Leave out the images; return the rest of the data exactly.

(Collected data entries)
▬▬▬▬▬▬

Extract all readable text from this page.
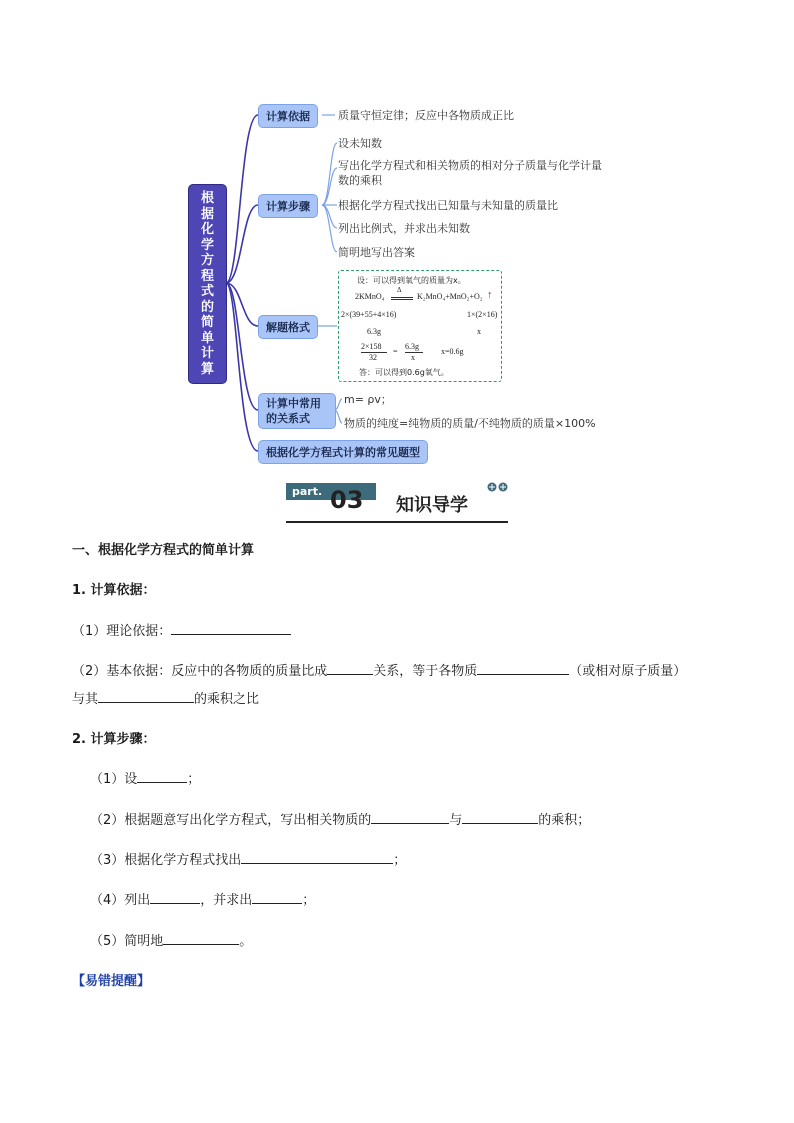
根据化学方程式的简单计算
计算依据	质量守恒定律；反应中各物质成正比
计算步骤
设未知数
写出化学方程式和相关物质的相对分子质量与化学计量数的乘积
根据化学方程式找出已知量与未知量的质量比
列出比例式，并求出未知数
简明地写出答案
解题格式
设：可以得到氧气的质量为x。
2KMnO₄
Δ
K₂MnO₄+MnO₂+O₂ ↑
2×(39+55+4×16)	1×(2×16)
6.3g	x
2×158
32
=
6.3g
x
x=0.6g
答：可以得到0.6g氧气。
计算中常用的关系式
m= ρv；
物质的纯度=纯物质的质量/不纯物质的质量×100%
根据化学方程式计算的常见题型
part. 03 知识导学
一、根据化学方程式的简单计算
1. 计算依据：
（1）理论依据：
（2）基本依据：反应中的各物质的质量比成	关系，等于各物质	（或相对原子质量）
与其	的乘积之比
2. 计算步骤：
（1）设	；
（2）根据题意写出化学方程式，写出相关物质的	与	的乘积；
（3）根据化学方程式找出	；
（4）列出	，并求出	；
（5）简明地	。
【易错提醒】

▬▬▬▬▬▬

Correct response>
Extract all readable text from this page.
根据化学方程式的简单计算
计算依据	质量守恒定律；反应中各物质成正比
计算步骤
设未知数
写出化学方程式和相关物质的相对分子质量与化学计量数的乘积
根据化学方程式找出已知量与未知量的质量比
列出比例式，并求出未知数
简明地写出答案
解题格式
设：可以得到氧气的质量为x。
2KMnO₄
Δ
K₂MnO₄+MnO₂+O₂ ↑
2×(39+55+4×16)	1×(2×16)
6.3g	x
2×158
32
=
6.3g
x
x=0.6g
答：可以得到0.6g氧气。
计算中常用的关系式
m= ρv；
物质的纯度=纯物质的质量/不纯物质的质量×100%
根据化学方程式计算的常见题型
part. 03 知识导学
一、根据化学方程式的简单计算
1. 计算依据：
（1）理论依据：
（2）基本依据：反应中的各物质的质量比成	关系，等于各物质	（或相对原子质量）
与其	的乘积之比
2. 计算步骤：
（1）设	；
（2）根据题意写出化学方程式，写出相关物质的	与	的乘积；
（3）根据化学方程式找出	；
（4）列出	，并求出	；
（5）简明地	。
【易错提醒】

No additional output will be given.